**WHAT IS BEING ASKED:**
Repeat what the lines below say, word for word, and skip every image.

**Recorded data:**
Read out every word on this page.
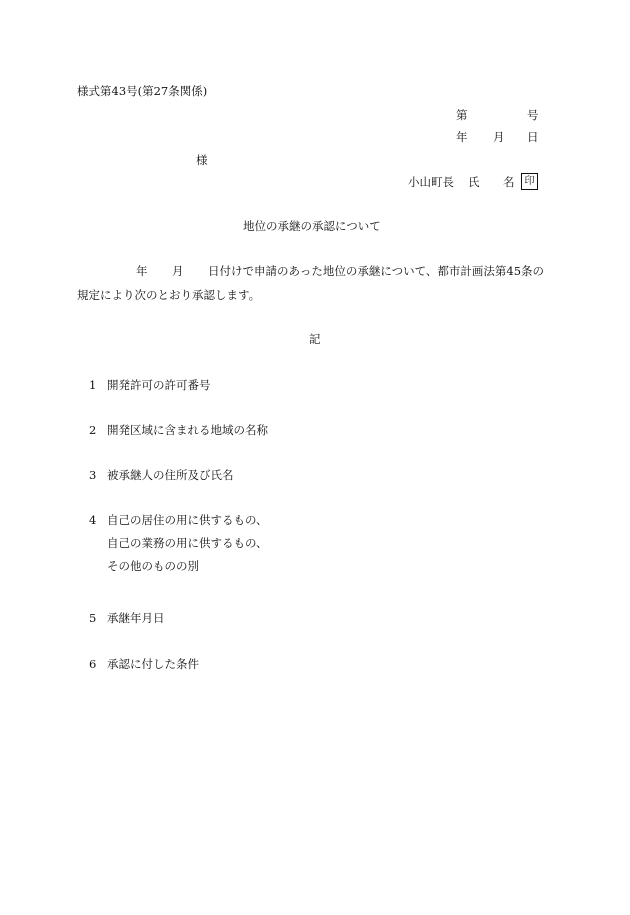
様式第43号(第27条関係)
第	号
年 月 日
様
小山町長 氏 名	印
地位の承継の承認について
年 月 日付けで申請のあった地位の承継について、都市計画法第45条の
規定により次のとおり承認します。
記
1 開発許可の許可番号
2 開発区域に含まれる地域の名称
3 被承継人の住所及び氏名
4 自己の居住の用に供するもの、
自己の業務の用に供するもの、
その他のものの別
5 承継年月日
6 承認に付した条件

**PROBLEM SOLUTION:**
Read out every word on this page.
様式第43号(第27条関係)
第	号
年 月 日
様
小山町長 氏 名	印
地位の承継の承認について
年 月 日付けで申請のあった地位の承継について、都市計画法第45条の
規定により次のとおり承認します。
記
1 開発許可の許可番号
2 開発区域に含まれる地域の名称
3 被承継人の住所及び氏名
4 自己の居住の用に供するもの、
自己の業務の用に供するもの、
その他のものの別
5 承継年月日
6 承認に付した条件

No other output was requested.